§ **Aim of the task**: Could you extract the full abstract below on biologically-informed neural network performance, word for word?

----- Text excerpt -----

Simulation and empirical evaluation of biologically-informed neural network performance.

Biologically-informed neural networks (BiNNs) offer interpretable deep learning models for biological data, but the dataset characteristics required for strong performance remain poorly understood. For instance, we previously developed P-NET, a BiNN with an architecture based on the Reactome pathway database, and applied this model to predict metastatic status of patients with prostate cancer using somatic mutation and copy number information. It seems likely that including additional relevant signal - e.g., germline variation in this context - should improve model performance, but we currently lack a principled approach to assess whether BiNNs will successfully detect this signal. Here, we developed two simulation frameworks to evaluate the factors that influence BiNN performance - including signal type, signal strength, feature sparsity, and sample size - and empirically tested how integrating germline and somatic data affects the model's ability to predict prostate cancer metastatic status. Simulations revealed that small sample size, weak signal strength, and especially extreme feature sparsity limit BiNN performance, and that the model preferentially uses linear over nonlinear signal. Empirically, P-NET performed poorly on sparse germline data, and while adding germline to somatic data did not improve prediction, it improved gene prioritization and model interpretation. Broadly, our simulation frameworks enable systematic evaluation of how dataset-level characteristics affect BiNN performance and provide a principled framework for benchmarking novel methods.

----- Extracted information -----

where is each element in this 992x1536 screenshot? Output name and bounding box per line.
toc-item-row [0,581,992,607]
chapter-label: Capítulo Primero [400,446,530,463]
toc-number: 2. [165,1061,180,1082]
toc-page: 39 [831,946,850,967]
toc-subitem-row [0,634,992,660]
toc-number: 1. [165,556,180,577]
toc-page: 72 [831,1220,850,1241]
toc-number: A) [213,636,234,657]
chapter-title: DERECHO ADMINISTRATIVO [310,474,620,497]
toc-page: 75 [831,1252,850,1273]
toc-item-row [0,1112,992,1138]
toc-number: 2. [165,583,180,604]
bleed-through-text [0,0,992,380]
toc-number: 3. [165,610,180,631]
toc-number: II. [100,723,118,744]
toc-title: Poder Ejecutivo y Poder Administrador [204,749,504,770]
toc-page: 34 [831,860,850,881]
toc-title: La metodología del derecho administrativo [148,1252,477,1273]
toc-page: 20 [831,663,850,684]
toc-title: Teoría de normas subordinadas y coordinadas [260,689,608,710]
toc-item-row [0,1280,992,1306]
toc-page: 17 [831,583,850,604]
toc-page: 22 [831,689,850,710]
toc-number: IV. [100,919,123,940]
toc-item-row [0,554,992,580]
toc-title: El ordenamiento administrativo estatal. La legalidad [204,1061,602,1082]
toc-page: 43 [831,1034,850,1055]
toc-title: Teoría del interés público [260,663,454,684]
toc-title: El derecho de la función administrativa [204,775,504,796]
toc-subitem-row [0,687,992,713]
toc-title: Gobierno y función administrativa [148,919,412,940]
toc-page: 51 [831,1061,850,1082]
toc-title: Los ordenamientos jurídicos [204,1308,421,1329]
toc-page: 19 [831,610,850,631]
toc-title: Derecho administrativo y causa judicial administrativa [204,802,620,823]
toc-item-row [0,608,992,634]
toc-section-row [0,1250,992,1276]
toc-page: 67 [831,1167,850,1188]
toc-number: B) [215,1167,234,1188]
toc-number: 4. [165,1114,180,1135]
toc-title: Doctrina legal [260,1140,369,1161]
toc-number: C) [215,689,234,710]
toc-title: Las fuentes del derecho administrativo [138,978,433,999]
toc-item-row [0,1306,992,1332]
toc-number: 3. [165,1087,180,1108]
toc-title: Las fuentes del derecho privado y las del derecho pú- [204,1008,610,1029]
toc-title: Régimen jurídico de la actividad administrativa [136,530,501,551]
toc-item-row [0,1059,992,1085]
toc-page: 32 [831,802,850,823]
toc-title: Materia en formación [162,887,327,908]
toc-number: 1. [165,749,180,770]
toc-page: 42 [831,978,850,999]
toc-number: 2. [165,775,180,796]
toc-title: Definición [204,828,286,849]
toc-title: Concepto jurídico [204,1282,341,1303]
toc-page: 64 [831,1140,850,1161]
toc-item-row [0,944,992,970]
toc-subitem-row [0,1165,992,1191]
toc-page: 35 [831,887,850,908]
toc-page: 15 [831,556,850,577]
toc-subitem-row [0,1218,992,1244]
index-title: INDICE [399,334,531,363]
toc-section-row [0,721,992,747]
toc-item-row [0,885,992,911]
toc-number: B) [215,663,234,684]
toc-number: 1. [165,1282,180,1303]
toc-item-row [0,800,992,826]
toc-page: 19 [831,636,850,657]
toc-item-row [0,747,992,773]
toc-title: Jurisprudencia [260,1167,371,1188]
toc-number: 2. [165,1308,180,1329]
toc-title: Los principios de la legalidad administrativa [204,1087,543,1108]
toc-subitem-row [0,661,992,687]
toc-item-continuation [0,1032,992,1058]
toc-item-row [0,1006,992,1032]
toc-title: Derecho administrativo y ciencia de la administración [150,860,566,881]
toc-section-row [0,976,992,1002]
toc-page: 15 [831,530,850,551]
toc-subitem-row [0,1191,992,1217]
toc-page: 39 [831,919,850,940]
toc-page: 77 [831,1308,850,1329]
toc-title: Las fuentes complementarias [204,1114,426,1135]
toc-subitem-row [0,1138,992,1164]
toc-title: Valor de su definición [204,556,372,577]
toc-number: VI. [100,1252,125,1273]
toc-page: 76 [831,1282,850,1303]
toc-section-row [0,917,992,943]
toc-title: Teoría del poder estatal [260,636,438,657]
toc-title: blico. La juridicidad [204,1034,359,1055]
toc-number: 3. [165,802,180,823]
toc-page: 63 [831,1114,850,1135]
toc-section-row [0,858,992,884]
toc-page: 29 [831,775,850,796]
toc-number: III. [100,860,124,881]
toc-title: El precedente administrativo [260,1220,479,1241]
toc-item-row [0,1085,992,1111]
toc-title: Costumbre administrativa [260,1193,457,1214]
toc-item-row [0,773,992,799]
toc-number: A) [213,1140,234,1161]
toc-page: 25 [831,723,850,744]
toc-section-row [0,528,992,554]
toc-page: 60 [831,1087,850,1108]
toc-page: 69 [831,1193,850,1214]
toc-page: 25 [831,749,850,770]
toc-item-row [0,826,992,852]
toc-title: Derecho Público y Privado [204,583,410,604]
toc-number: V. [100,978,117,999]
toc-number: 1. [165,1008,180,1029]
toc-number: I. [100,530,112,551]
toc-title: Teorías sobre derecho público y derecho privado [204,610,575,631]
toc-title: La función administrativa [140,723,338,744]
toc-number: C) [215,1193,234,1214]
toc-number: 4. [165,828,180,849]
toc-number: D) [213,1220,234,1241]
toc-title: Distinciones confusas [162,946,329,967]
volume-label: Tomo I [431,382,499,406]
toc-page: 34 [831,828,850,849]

-----

§ **Answer to this exercise**:
Simulation and empirical evaluation of biologically-informed neural network performance.

Biologically-informed neural networks (BiNNs) offer interpretable deep learning models for biological data, but the dataset characteristics required for strong performance remain poorly understood. For instance, we previously developed P-NET, a BiNN with an architecture based on the Reactome pathway database, and applied this model to predict metastatic status of patients with prostate cancer using somatic mutation and copy number information. It seems likely that including additional relevant signal - e.g., germline variation in this context - should improve model performance, but we currently lack a principled approach to assess whether BiNNs will successfully detect this signal. Here, we developed two simulation frameworks to evaluate the factors that influence BiNN performance - including signal type, signal strength, feature sparsity, and sample size - and empirically tested how integrating germline and somatic data affects the model's ability to predict prostate cancer metastatic status. Simulations revealed that small sample size, weak signal strength, and especially extreme feature sparsity limit BiNN performance, and that the model preferentially uses linear over nonlinear signal. Empirically, P-NET performed poorly on sparse germline data, and while adding germline to somatic data did not improve prediction, it improved gene prioritization and model interpretation. Broadly, our simulation frameworks enable systematic evaluation of how dataset-level characteristics affect BiNN performance and provide a principled framework for benchmarking novel methods.